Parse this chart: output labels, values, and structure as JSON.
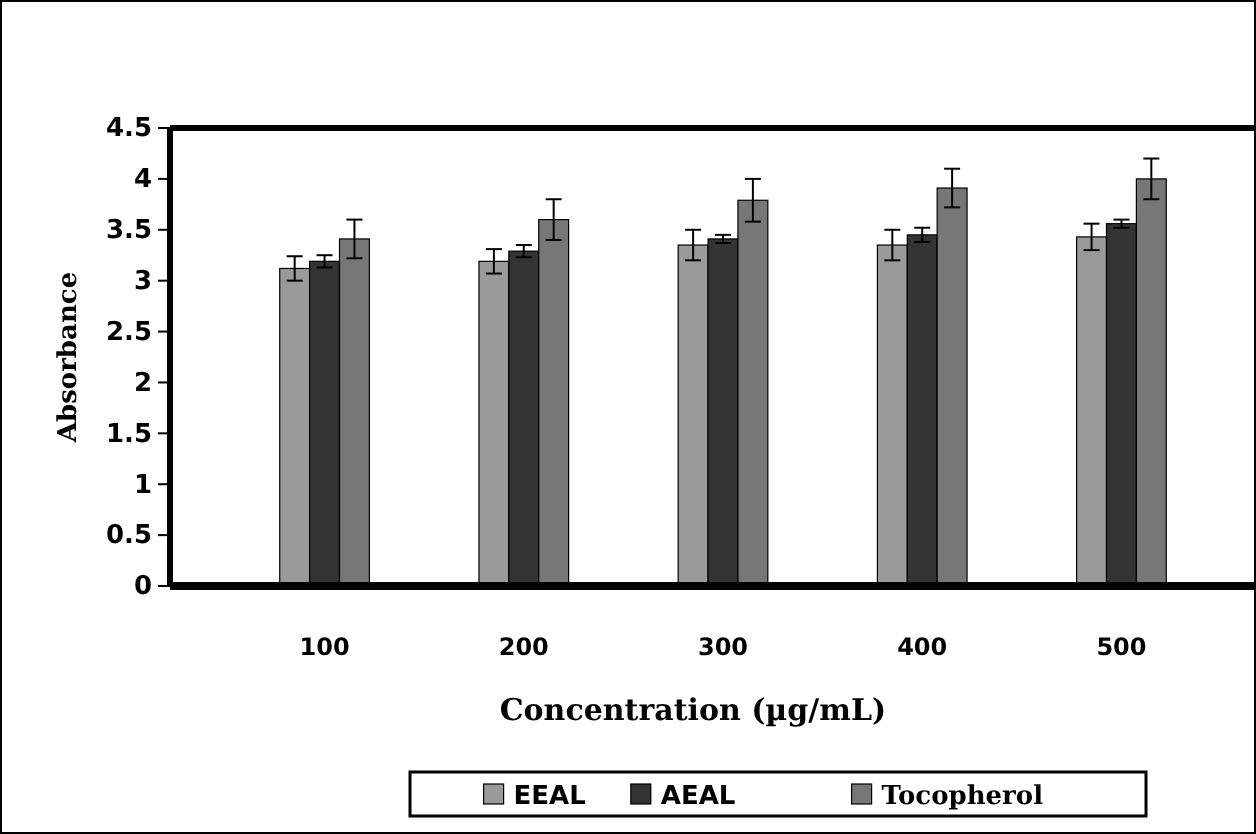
{
  "chart_data": {
    "type": "bar",
    "xlabel": "Concentration (µg/mL)",
    "ylabel": "Absorbance",
    "categories": [
      "100",
      "200",
      "300",
      "400",
      "500"
    ],
    "series": [
      {
        "name": "EEAL",
        "color": "#9a9a9a",
        "values": [
          3.12,
          3.19,
          3.35,
          3.35,
          3.43
        ],
        "errors": [
          0.12,
          0.12,
          0.15,
          0.15,
          0.13
        ]
      },
      {
        "name": "AEAL",
        "color": "#333333",
        "values": [
          3.19,
          3.29,
          3.41,
          3.45,
          3.56
        ],
        "errors": [
          0.06,
          0.06,
          0.04,
          0.07,
          0.04
        ]
      },
      {
        "name": "Tocopherol",
        "color": "#777777",
        "values": [
          3.41,
          3.6,
          3.79,
          3.91,
          4.0
        ],
        "errors": [
          0.19,
          0.2,
          0.21,
          0.19,
          0.2
        ]
      }
    ],
    "ylim": [
      0,
      4.5
    ],
    "yticks": [
      0,
      0.5,
      1,
      1.5,
      2,
      2.5,
      3,
      3.5,
      4,
      4.5
    ],
    "grid": false,
    "legend": "bottom"
  }
}
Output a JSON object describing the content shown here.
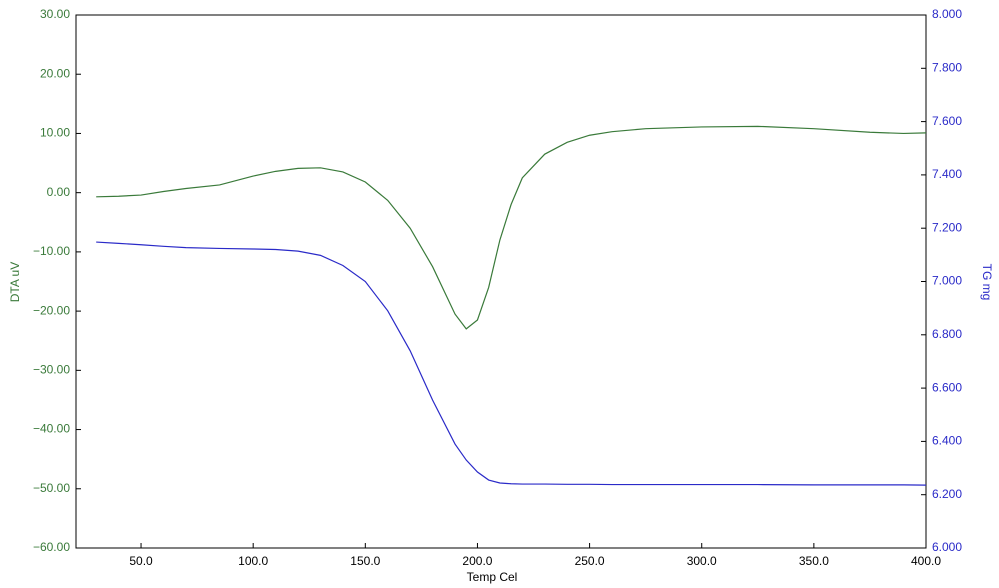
{
  "chart_data": {
    "type": "line",
    "xlabel": "Temp Cel",
    "ylabel": "DTA uV",
    "y2label": "TG mg",
    "x": [
      30,
      40,
      50,
      60,
      70,
      85,
      100,
      110,
      120,
      130,
      140,
      150,
      160,
      170,
      180,
      190,
      195,
      200,
      205,
      210,
      215,
      220,
      230,
      240,
      250,
      260,
      275,
      300,
      325,
      350,
      375,
      390,
      400
    ],
    "series": [
      {
        "name": "DTA",
        "color": "#3a7a3a",
        "axis": "y",
        "values": [
          -0.7,
          -0.6,
          -0.4,
          0.2,
          0.7,
          1.3,
          2.8,
          3.6,
          4.1,
          4.2,
          3.5,
          1.8,
          -1.3,
          -6,
          -12.5,
          -20.5,
          -23,
          -21.5,
          -16,
          -8,
          -2,
          2.5,
          6.5,
          8.5,
          9.7,
          10.3,
          10.8,
          11.1,
          11.2,
          10.8,
          10.2,
          10.0,
          10.1
        ]
      },
      {
        "name": "TG",
        "color": "#2a2ac8",
        "axis": "y2",
        "values": [
          7.148,
          7.143,
          7.138,
          7.132,
          7.127,
          7.124,
          7.122,
          7.12,
          7.114,
          7.098,
          7.06,
          7.0,
          6.89,
          6.74,
          6.555,
          6.39,
          6.33,
          6.285,
          6.255,
          6.244,
          6.241,
          6.24,
          6.24,
          6.239,
          6.239,
          6.238,
          6.238,
          6.238,
          6.238,
          6.237,
          6.237,
          6.237,
          6.236
        ]
      }
    ],
    "xlim": [
      21,
      400
    ],
    "xticks": [
      {
        "value": 50,
        "label": "50.0"
      },
      {
        "value": 100,
        "label": "100.0"
      },
      {
        "value": 150,
        "label": "150.0"
      },
      {
        "value": 200,
        "label": "200.0"
      },
      {
        "value": 250,
        "label": "250.0"
      },
      {
        "value": 300,
        "label": "300.0"
      },
      {
        "value": 350,
        "label": "350.0"
      },
      {
        "value": 400,
        "label": "400.0"
      }
    ],
    "ylim": [
      -60,
      30
    ],
    "yticks": [
      {
        "value": 30,
        "label": "30.00"
      },
      {
        "value": 20,
        "label": "20.00"
      },
      {
        "value": 10,
        "label": "10.00"
      },
      {
        "value": 0,
        "label": "0.00"
      },
      {
        "value": -10,
        "label": "−10.00"
      },
      {
        "value": -20,
        "label": "−20.00"
      },
      {
        "value": -30,
        "label": "−30.00"
      },
      {
        "value": -40,
        "label": "−40.00"
      },
      {
        "value": -50,
        "label": "−50.00"
      },
      {
        "value": -60,
        "label": "−60.00"
      }
    ],
    "y2lim": [
      6,
      8
    ],
    "y2ticks": [
      {
        "value": 8,
        "label": "8.000"
      },
      {
        "value": 7.8,
        "label": "7.800"
      },
      {
        "value": 7.6,
        "label": "7.600"
      },
      {
        "value": 7.4,
        "label": "7.400"
      },
      {
        "value": 7.2,
        "label": "7.200"
      },
      {
        "value": 7,
        "label": "7.000"
      },
      {
        "value": 6.8,
        "label": "6.800"
      },
      {
        "value": 6.6,
        "label": "6.600"
      },
      {
        "value": 6.4,
        "label": "6.400"
      },
      {
        "value": 6.2,
        "label": "6.200"
      },
      {
        "value": 6,
        "label": "6.000"
      }
    ],
    "yaxis_color": "#3a7a3a",
    "y2axis_color": "#2a2ac8"
  }
}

**What is needed**
Check each line above for the string "JSON" and show the ones that have it.

**Full solution**
Parse this chart: output labels, values, and structure as JSON.
Output a JSON object describing the content shown here.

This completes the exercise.